--- START MATERIALS PROVIDED ---
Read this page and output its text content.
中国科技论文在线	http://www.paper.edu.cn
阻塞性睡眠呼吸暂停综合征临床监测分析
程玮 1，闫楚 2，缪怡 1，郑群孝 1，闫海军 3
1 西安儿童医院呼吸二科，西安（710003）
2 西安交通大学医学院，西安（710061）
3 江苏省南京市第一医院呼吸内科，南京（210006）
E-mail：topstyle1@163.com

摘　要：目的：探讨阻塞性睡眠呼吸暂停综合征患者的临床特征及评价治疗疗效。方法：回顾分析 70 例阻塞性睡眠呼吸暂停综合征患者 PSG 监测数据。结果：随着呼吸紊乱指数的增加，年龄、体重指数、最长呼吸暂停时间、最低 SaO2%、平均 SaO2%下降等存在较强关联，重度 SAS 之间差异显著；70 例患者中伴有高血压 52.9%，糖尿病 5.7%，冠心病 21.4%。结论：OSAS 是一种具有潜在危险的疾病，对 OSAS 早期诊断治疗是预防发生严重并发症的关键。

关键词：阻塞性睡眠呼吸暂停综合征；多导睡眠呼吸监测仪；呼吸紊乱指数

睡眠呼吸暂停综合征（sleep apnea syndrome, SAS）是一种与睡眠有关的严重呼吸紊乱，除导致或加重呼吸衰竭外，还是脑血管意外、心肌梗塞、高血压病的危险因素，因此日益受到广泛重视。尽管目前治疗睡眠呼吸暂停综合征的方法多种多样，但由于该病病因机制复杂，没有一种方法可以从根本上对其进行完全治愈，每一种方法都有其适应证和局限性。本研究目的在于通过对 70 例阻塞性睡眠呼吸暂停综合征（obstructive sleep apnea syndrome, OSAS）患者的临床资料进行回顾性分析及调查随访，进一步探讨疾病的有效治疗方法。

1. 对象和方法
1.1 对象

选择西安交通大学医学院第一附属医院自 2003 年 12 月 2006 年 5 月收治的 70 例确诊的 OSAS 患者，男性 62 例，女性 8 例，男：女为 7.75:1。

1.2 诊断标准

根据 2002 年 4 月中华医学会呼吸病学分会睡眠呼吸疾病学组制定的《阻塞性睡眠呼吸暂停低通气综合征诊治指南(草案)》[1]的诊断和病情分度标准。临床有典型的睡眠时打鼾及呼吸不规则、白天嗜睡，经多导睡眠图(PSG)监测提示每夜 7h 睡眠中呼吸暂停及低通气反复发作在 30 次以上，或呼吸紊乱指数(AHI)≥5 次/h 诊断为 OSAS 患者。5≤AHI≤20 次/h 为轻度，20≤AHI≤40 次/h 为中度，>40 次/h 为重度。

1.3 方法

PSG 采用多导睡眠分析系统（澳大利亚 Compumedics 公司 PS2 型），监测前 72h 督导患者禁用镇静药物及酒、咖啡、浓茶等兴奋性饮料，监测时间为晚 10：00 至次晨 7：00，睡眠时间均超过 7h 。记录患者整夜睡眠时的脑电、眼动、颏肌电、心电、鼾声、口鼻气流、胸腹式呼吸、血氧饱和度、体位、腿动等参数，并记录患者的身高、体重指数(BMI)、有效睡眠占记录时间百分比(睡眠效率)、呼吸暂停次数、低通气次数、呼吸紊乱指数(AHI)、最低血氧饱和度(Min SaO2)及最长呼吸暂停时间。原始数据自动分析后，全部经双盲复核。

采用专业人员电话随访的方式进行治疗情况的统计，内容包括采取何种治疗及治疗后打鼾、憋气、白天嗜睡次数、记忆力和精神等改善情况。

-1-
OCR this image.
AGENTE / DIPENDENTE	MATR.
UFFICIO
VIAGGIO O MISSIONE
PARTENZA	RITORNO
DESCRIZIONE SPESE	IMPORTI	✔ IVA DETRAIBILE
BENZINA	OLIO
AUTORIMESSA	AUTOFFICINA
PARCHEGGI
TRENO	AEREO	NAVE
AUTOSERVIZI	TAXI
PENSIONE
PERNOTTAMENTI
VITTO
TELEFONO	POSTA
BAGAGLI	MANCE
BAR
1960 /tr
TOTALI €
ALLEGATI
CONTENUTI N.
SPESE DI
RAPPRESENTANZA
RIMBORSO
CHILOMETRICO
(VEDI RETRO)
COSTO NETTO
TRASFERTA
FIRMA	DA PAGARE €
--- END MATERIALS PROVIDED ---
Check each line of the records above for "体重指数", and copy those that have it.

摘　要：目的：探讨阻塞性睡眠呼吸暂停综合征患者的临床特征及评价治疗疗效。方法：回顾分析 70 例阻塞性睡眠呼吸暂停综合征患者 PSG 监测数据。结果：随着呼吸紊乱指数的增加，年龄、体重指数、最长呼吸暂停时间、最低 SaO2%、平均 SaO2%下降等存在较强关联，重度 SAS 之间差异显著；70 例患者中伴有高血压 52.9%，糖尿病 5.7%，冠心病 21.4%。结论：OSAS 是一种具有潜在危险的疾病，对 OSAS 早期诊断治疗是预防发生严重并发症的关键。
PSG 采用多导睡眠分析系统（澳大利亚 Compumedics 公司 PS2 型），监测前 72h 督导患者禁用镇静药物及酒、咖啡、浓茶等兴奋性饮料，监测时间为晚 10：00 至次晨 7：00，睡眠时间均超过 7h 。记录患者整夜睡眠时的脑电、眼动、颏肌电、心电、鼾声、口鼻气流、胸腹式呼吸、血氧饱和度、体位、腿动等参数，并记录患者的身高、体重指数(BMI)、有效睡眠占记录时间百分比(睡眠效率)、呼吸暂停次数、低通气次数、呼吸紊乱指数(AHI)、最低血氧饱和度(Min SaO2)及最长呼吸暂停时间。原始数据自动分析后，全部经双盲复核。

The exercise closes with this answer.